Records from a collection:
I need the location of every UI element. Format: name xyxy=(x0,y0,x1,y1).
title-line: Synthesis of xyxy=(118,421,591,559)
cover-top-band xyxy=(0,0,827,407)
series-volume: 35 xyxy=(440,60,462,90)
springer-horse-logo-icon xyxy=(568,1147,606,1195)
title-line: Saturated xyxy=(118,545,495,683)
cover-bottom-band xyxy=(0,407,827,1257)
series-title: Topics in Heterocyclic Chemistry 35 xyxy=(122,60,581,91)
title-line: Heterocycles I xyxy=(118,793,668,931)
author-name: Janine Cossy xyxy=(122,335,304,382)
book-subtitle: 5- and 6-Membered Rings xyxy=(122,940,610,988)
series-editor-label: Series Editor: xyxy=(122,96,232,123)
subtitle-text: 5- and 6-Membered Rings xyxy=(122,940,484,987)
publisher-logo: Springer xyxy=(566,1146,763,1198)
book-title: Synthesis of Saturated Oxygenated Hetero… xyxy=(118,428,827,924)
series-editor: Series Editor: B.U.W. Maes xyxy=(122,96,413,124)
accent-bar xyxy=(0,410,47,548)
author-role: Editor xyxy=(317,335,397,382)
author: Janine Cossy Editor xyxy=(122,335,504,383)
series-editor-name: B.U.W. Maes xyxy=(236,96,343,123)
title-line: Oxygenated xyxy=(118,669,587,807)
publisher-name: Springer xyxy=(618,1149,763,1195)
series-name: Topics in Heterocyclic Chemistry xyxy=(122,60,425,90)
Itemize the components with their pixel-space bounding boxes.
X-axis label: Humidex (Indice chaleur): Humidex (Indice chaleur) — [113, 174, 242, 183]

• Task instructions
Update the rows above by changing "Janine Cossy" to "J. Cossy" wherever it appears, and leave everything else the same.

• Task solution
I need the location of every UI element. Format: name xyxy=(x0,y0,x1,y1).
title-line: Synthesis of xyxy=(118,421,591,559)
cover-top-band xyxy=(0,0,827,407)
series-volume: 35 xyxy=(440,60,462,90)
springer-horse-logo-icon xyxy=(568,1147,606,1195)
title-line: Saturated xyxy=(118,545,495,683)
cover-bottom-band xyxy=(0,407,827,1257)
series-title: Topics in Heterocyclic Chemistry 35 xyxy=(122,60,581,91)
title-line: Heterocycles I xyxy=(118,793,668,931)
author-name: J. Cossy xyxy=(122,335,304,382)
book-subtitle: 5- and 6-Membered Rings xyxy=(122,940,610,988)
series-editor-label: Series Editor: xyxy=(122,96,232,123)
subtitle-text: 5- and 6-Membered Rings xyxy=(122,940,484,987)
publisher-logo: Springer xyxy=(566,1146,763,1198)
book-title: Synthesis of Saturated Oxygenated Hetero… xyxy=(118,428,827,924)
series-editor: Series Editor: B.U.W. Maes xyxy=(122,96,413,124)
accent-bar xyxy=(0,410,47,548)
author-role: Editor xyxy=(317,335,397,382)
author: J. Cossy Editor xyxy=(122,335,504,383)
series-editor-name: B.U.W. Maes xyxy=(236,96,343,123)
title-line: Oxygenated xyxy=(118,669,587,807)
publisher-name: Springer xyxy=(618,1149,763,1195)
series-name: Topics in Heterocyclic Chemistry xyxy=(122,60,425,90)
Itemize the components with their pixel-space bounding boxes.
X-axis label: Humidex (Indice chaleur): Humidex (Indice chaleur) — [113, 174, 242, 183]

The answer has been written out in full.